* start Extracted text *

Home » Articles » Getting Started with Python Modeling – Making an Equity Momentum Model

Getting Started with Python Modeling – Making an Equity Momentum Model

For years, people smarter than me have been telling me to get into Python. I’ve had a perfectly valid reason to resist. It seemed difficult. And besides, just look at the syntax! It looks like some silly BASIC that I used to code back in the 1980’s. It doesn’t even have any semi colons! But slowly I’m starting to see the light. There actually seem to be some hidden logic to the madness.

Now there’s an important point to remember while reading this and upcoming articles on the subject of Python. You are reading an article by someone who is just learning about the topic. You’re not reading an instruction manual by an expert. That’s right. These are the ramblings of someone who probably know less than you do on the topic.

Keep that in mind when commenting on the article below. Do you think that I’m wrong about something? You know a better way? You’re probably right. Feel free to make your suggestions below.

In the past week or so, I’ve read a couple of books on Python. Well, I’ve read part of them anyhow. As good as these books seem, they’re also a reminder for me about my own preferred way of learning. Hands on.

Those of you out there who are unlucky enough to have had to study a grammatically complex language like Latin or German, know that linguists, no matter how cunning they are, tend to over complicate. They fall in love with the grammar. Instead of teaching you how to start communicating in German, they’ll spend years making you memorize terminology and rules around dative, accusative, nominative and how implied movement causes words to change and your grades to fall. Well, I prefer to start trying to speak it and the grammar will have to wait.

So for that reason, in this first article, we’re going to learn by doing. We’re going to use a ready-to-use Python environment. We’re not going to pip anything and we’re not going to mention words like tuple. Well, not anymore.

If you, like me, are used to C# or something similar, then it is quite jarring to enter the Python world. The first question from a C# point of view would be to ask for which software to develop in. That’s quite a complex topic actually, so let’s skip that for this article. For now, we’re going to use Quantopian.

Quantopian is a web based development environment for trading simulations. It’s totally free and easy to get started with. You can do fairly much in that environment, but as a web environment it obviously has some limitations. Depending on who you are and what you aim to do, Quantopian may be sufficient for your needs, or it may be severely limiting. Either way, it’s a good place to start.

* end Extracted text *
* start Dataset excerpts *

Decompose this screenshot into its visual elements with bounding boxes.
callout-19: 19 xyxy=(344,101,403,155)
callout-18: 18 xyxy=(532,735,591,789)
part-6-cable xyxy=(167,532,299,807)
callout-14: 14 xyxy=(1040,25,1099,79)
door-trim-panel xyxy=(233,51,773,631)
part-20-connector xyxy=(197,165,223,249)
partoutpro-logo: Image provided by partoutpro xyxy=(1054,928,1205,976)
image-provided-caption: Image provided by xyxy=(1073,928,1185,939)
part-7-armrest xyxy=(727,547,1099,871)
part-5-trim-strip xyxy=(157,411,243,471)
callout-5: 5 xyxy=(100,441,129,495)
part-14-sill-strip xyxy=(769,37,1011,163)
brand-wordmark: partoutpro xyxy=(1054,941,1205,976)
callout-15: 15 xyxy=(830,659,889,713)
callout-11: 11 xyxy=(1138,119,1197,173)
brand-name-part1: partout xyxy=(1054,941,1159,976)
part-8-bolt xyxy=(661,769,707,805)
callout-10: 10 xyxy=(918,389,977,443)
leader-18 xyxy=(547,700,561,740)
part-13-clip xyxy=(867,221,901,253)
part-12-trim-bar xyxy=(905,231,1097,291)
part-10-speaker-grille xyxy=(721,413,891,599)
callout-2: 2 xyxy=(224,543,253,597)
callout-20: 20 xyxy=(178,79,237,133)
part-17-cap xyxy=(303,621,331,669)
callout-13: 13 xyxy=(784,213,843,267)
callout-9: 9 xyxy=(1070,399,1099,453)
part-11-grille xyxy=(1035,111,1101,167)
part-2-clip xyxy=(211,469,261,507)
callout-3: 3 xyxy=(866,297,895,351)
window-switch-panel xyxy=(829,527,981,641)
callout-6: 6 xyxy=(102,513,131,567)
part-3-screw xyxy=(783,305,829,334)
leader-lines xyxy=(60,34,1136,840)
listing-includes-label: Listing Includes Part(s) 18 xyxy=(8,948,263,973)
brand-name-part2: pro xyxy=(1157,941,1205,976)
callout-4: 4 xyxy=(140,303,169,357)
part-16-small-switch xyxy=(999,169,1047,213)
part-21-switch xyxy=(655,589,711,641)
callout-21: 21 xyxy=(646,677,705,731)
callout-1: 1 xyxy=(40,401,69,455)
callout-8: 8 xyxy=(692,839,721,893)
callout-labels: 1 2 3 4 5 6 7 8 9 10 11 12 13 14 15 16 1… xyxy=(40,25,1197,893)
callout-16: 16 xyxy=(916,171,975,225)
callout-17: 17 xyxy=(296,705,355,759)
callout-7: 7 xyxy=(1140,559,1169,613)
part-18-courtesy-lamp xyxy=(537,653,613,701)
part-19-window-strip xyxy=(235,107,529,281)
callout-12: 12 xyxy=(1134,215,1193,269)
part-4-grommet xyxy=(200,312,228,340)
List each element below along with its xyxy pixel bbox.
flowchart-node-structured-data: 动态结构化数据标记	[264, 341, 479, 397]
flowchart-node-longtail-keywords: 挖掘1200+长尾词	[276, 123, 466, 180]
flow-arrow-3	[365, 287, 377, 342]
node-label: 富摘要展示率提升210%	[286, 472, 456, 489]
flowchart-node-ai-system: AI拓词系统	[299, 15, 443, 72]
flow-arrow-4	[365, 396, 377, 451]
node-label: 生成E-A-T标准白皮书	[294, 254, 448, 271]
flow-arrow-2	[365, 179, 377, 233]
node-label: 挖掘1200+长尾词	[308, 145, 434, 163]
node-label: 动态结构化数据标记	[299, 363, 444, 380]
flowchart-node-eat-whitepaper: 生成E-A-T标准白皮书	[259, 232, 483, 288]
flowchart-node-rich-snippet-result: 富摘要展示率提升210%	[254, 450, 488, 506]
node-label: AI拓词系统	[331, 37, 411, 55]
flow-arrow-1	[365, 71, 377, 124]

* end Dataset excerpts *

* [Required work] Summarize the Python modeling article in two sentences.

* [Written solution] The author resisted Python for years because it seemed difficult and its syntax looked odd, but is now starting to see logic in it, and writes as a learner rather than an expert, inviting readers to suggest better approaches. Preferring hands-on learning to grammar-first study, the author skips the question of development software and uses Quantopian, a free web-based environment for trading simulations that has some limitations but is a good place to start.